Extracted data entries
────────────────────
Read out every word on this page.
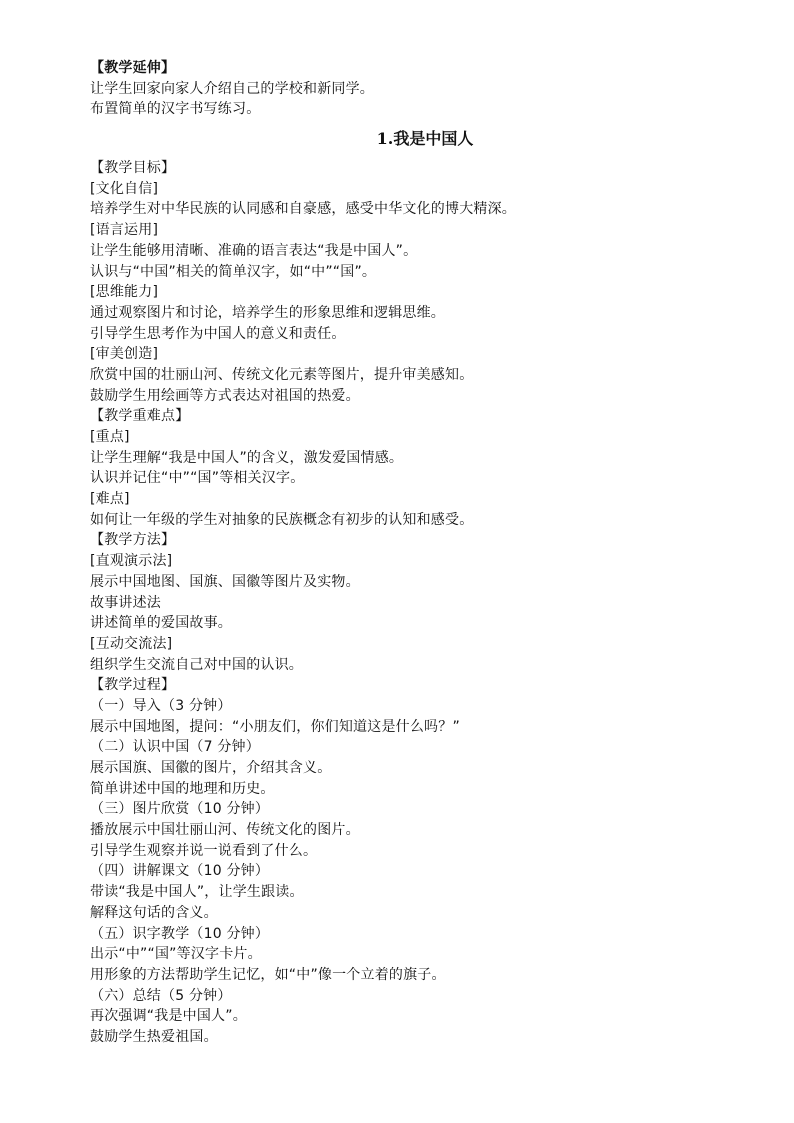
【教学延伸】
让学生回家向家人介绍自己的学校和新同学。
布置简单的汉字书写练习。
1.我是中国人
【教学目标】
[文化自信]
培养学生对中华民族的认同感和自豪感，感受中华文化的博大精深。
[语言运用]
让学生能够用清晰、准确的语言表达“我是中国人”。
认识与“中国”相关的简单汉字，如“中”“国”。
[思维能力]
通过观察图片和讨论，培养学生的形象思维和逻辑思维。
引导学生思考作为中国人的意义和责任。
[审美创造]
欣赏中国的壮丽山河、传统文化元素等图片，提升审美感知。
鼓励学生用绘画等方式表达对祖国的热爱。
【教学重难点】
[重点]
让学生理解“我是中国人”的含义，激发爱国情感。
认识并记住“中”“国”等相关汉字。
[难点]
如何让一年级的学生对抽象的民族概念有初步的认知和感受。
【教学方法】
[直观演示法]
展示中国地图、国旗、国徽等图片及实物。
故事讲述法
讲述简单的爱国故事。
[互动交流法]
组织学生交流自己对中国的认识。
【教学过程】
（一）导入（3 分钟）
展示中国地图，提问：“小朋友们，你们知道这是什么吗？”
（二）认识中国（7 分钟）
展示国旗、国徽的图片，介绍其含义。
简单讲述中国的地理和历史。
（三）图片欣赏（10 分钟）
播放展示中国壮丽山河、传统文化的图片。
引导学生观察并说一说看到了什么。
（四）讲解课文（10 分钟）
带读“我是中国人”，让学生跟读。
解释这句话的含义。
（五）识字教学（10 分钟）
出示“中”“国”等汉字卡片。
用形象的方法帮助学生记忆，如“中”像一个立着的旗子。
（六）总结（5 分钟）
再次强调“我是中国人”。
鼓励学生热爱祖国。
────────────────────
▶ _Given problem_
Word for word, quote the lines above. Omit the pictures.

▶ _Answer to this task_
Read out every word on this page.
【教学延伸】
让学生回家向家人介绍自己的学校和新同学。
布置简单的汉字书写练习。
1.我是中国人
【教学目标】
[文化自信]
培养学生对中华民族的认同感和自豪感，感受中华文化的博大精深。
[语言运用]
让学生能够用清晰、准确的语言表达“我是中国人”。
认识与“中国”相关的简单汉字，如“中”“国”。
[思维能力]
通过观察图片和讨论，培养学生的形象思维和逻辑思维。
引导学生思考作为中国人的意义和责任。
[审美创造]
欣赏中国的壮丽山河、传统文化元素等图片，提升审美感知。
鼓励学生用绘画等方式表达对祖国的热爱。
【教学重难点】
[重点]
让学生理解“我是中国人”的含义，激发爱国情感。
认识并记住“中”“国”等相关汉字。
[难点]
如何让一年级的学生对抽象的民族概念有初步的认知和感受。
【教学方法】
[直观演示法]
展示中国地图、国旗、国徽等图片及实物。
故事讲述法
讲述简单的爱国故事。
[互动交流法]
组织学生交流自己对中国的认识。
【教学过程】
（一）导入（3 分钟）
展示中国地图，提问：“小朋友们，你们知道这是什么吗？”
（二）认识中国（7 分钟）
展示国旗、国徽的图片，介绍其含义。
简单讲述中国的地理和历史。
（三）图片欣赏（10 分钟）
播放展示中国壮丽山河、传统文化的图片。
引导学生观察并说一说看到了什么。
（四）讲解课文（10 分钟）
带读“我是中国人”，让学生跟读。
解释这句话的含义。
（五）识字教学（10 分钟）
出示“中”“国”等汉字卡片。
用形象的方法帮助学生记忆，如“中”像一个立着的旗子。
（六）总结（5 分钟）
再次强调“我是中国人”。
鼓励学生热爱祖国。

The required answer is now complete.